Saved entries:
****************************************
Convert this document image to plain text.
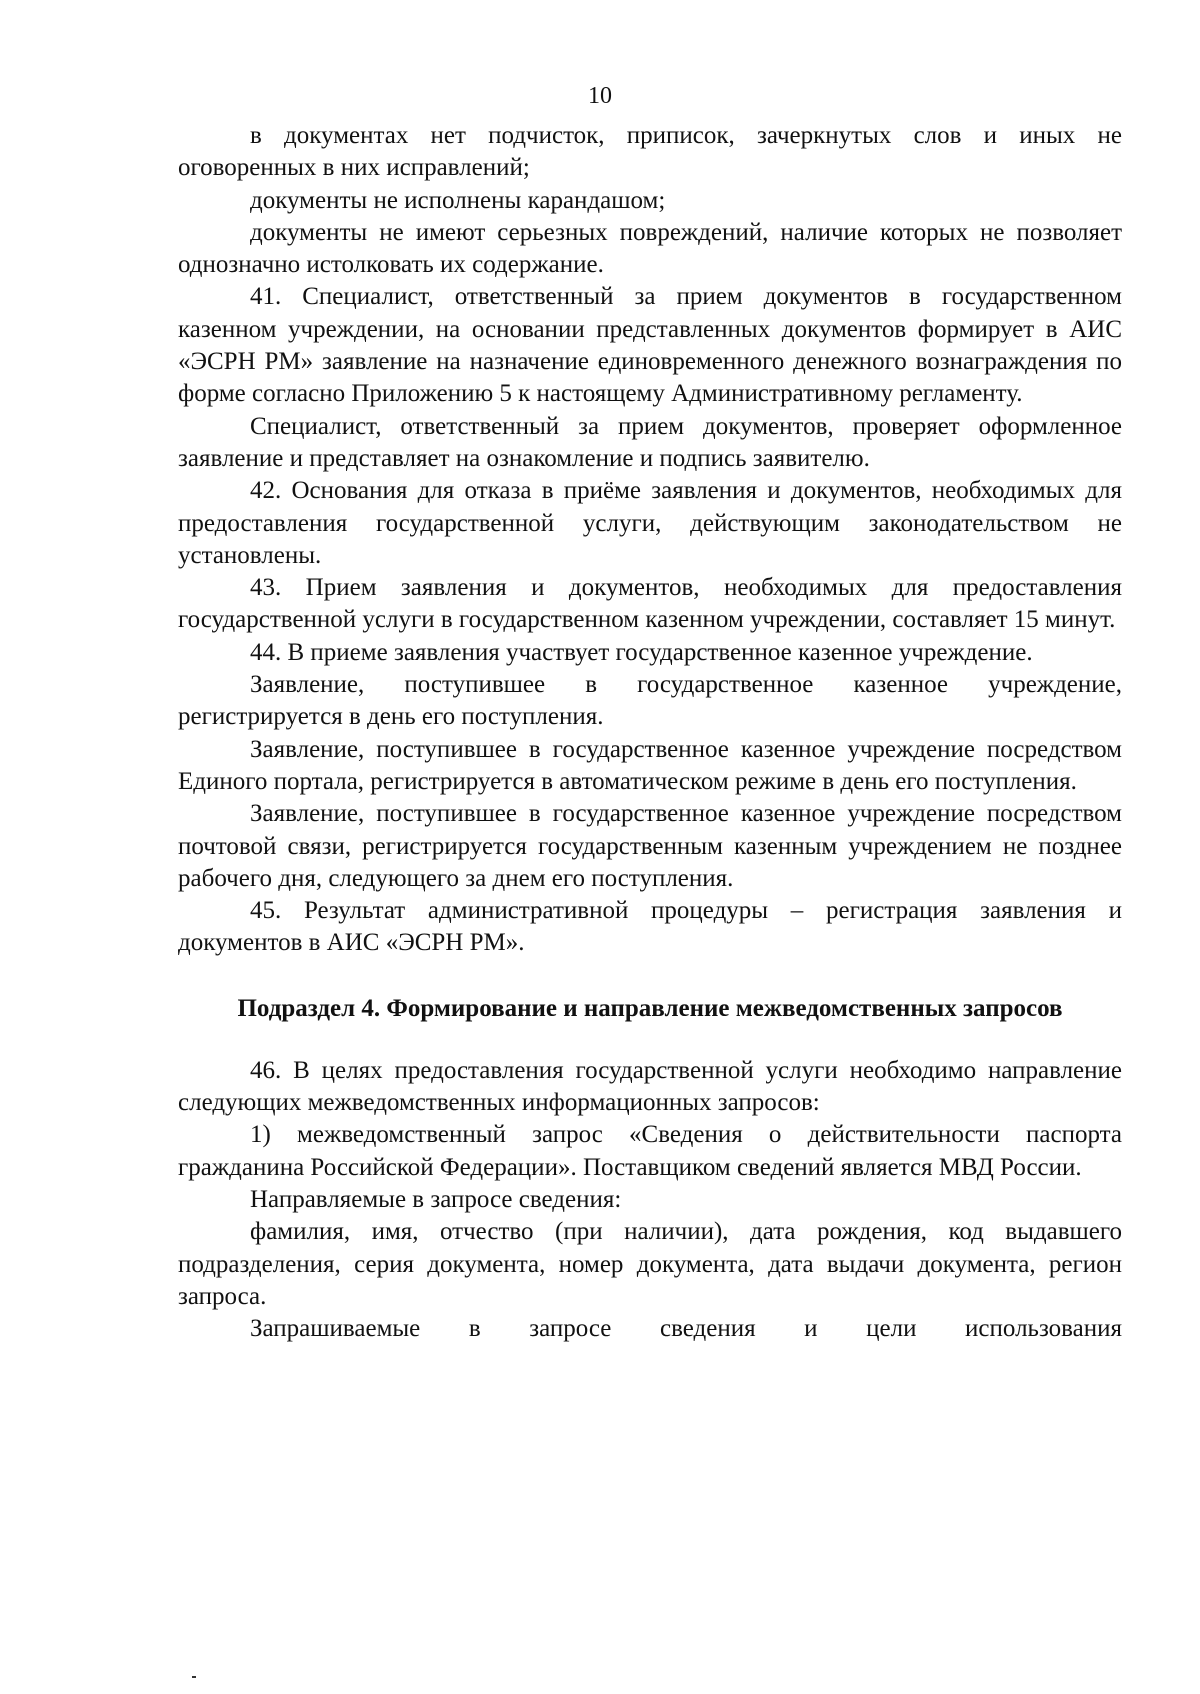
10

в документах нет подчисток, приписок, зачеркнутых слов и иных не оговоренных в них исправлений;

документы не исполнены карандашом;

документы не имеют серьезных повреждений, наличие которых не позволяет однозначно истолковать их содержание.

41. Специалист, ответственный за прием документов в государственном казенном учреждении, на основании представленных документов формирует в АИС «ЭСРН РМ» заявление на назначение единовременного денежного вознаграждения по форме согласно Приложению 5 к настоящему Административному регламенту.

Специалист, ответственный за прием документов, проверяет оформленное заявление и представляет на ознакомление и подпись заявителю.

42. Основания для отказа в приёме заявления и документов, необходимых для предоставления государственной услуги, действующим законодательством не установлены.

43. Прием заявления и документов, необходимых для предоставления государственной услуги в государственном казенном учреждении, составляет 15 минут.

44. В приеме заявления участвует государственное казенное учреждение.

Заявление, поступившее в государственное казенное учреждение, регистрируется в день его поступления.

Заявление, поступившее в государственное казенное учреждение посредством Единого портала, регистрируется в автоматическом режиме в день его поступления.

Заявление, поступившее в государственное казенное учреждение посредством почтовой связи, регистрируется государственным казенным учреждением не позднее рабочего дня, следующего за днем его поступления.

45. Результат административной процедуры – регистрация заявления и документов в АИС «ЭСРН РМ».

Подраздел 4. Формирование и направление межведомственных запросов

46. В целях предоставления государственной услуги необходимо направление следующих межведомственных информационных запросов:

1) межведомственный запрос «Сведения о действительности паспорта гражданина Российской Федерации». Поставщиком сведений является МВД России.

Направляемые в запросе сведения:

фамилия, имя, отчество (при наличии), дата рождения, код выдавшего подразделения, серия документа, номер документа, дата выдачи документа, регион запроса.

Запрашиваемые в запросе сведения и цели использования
****************************************
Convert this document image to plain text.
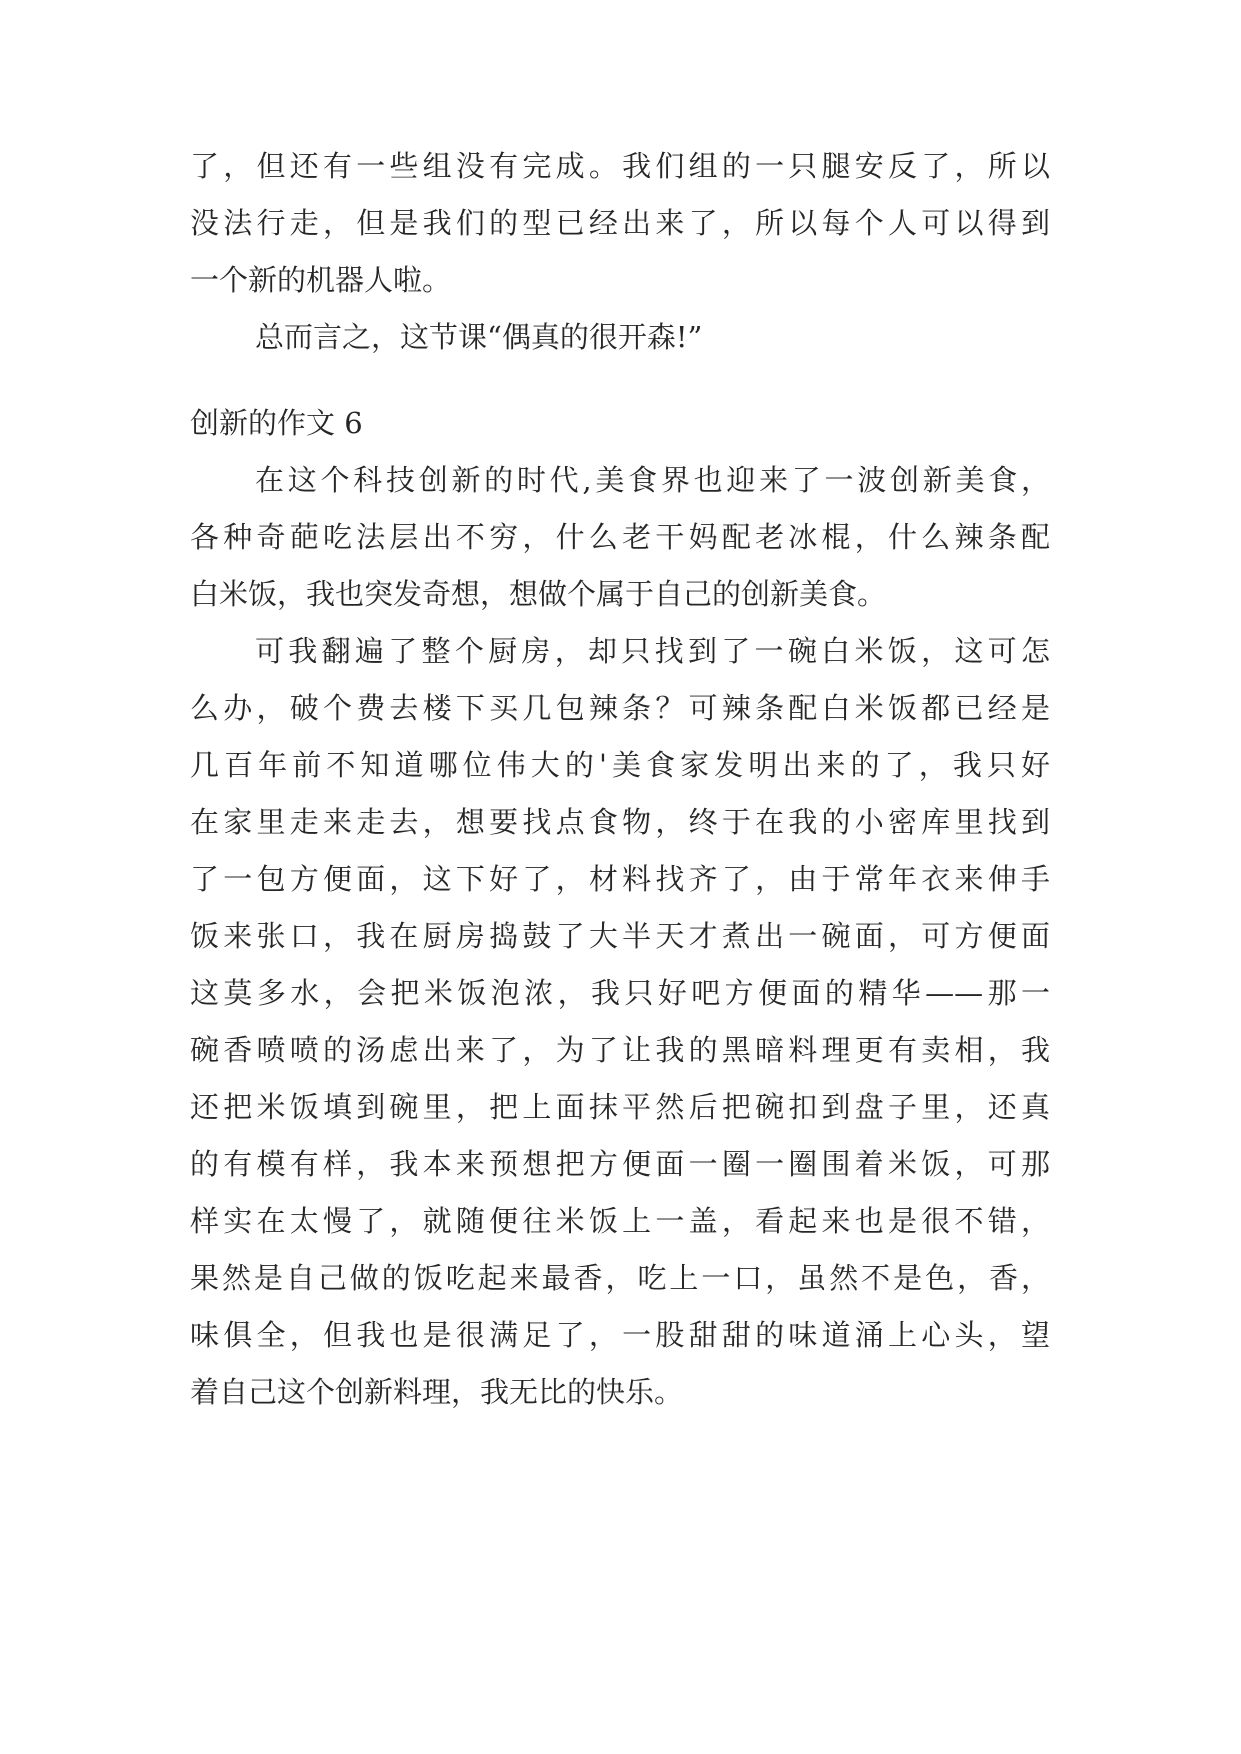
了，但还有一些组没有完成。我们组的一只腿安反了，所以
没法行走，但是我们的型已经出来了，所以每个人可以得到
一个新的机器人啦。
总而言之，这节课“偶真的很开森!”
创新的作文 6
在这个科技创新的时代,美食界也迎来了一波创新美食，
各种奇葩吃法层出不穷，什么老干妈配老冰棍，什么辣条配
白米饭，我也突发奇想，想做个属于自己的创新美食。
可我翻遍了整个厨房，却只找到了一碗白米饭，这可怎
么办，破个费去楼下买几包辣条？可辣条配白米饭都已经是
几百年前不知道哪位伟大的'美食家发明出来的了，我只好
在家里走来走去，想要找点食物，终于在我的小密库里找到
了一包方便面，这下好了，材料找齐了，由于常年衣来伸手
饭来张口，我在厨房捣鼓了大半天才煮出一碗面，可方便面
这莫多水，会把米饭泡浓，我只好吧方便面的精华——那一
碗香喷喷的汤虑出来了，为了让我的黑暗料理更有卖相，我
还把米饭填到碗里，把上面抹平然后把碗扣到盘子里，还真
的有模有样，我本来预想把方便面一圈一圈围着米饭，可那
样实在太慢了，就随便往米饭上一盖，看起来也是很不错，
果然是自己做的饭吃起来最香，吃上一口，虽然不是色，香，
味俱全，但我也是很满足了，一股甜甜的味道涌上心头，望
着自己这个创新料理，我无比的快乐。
****************************************
Wherever the string "запросов" appears in the entries above, list that line.

Подраздел 4. Формирование и направление межведомственных запросов
46. В целях предоставления государственной услуги необходимо направление следующих межведомственных информационных запросов:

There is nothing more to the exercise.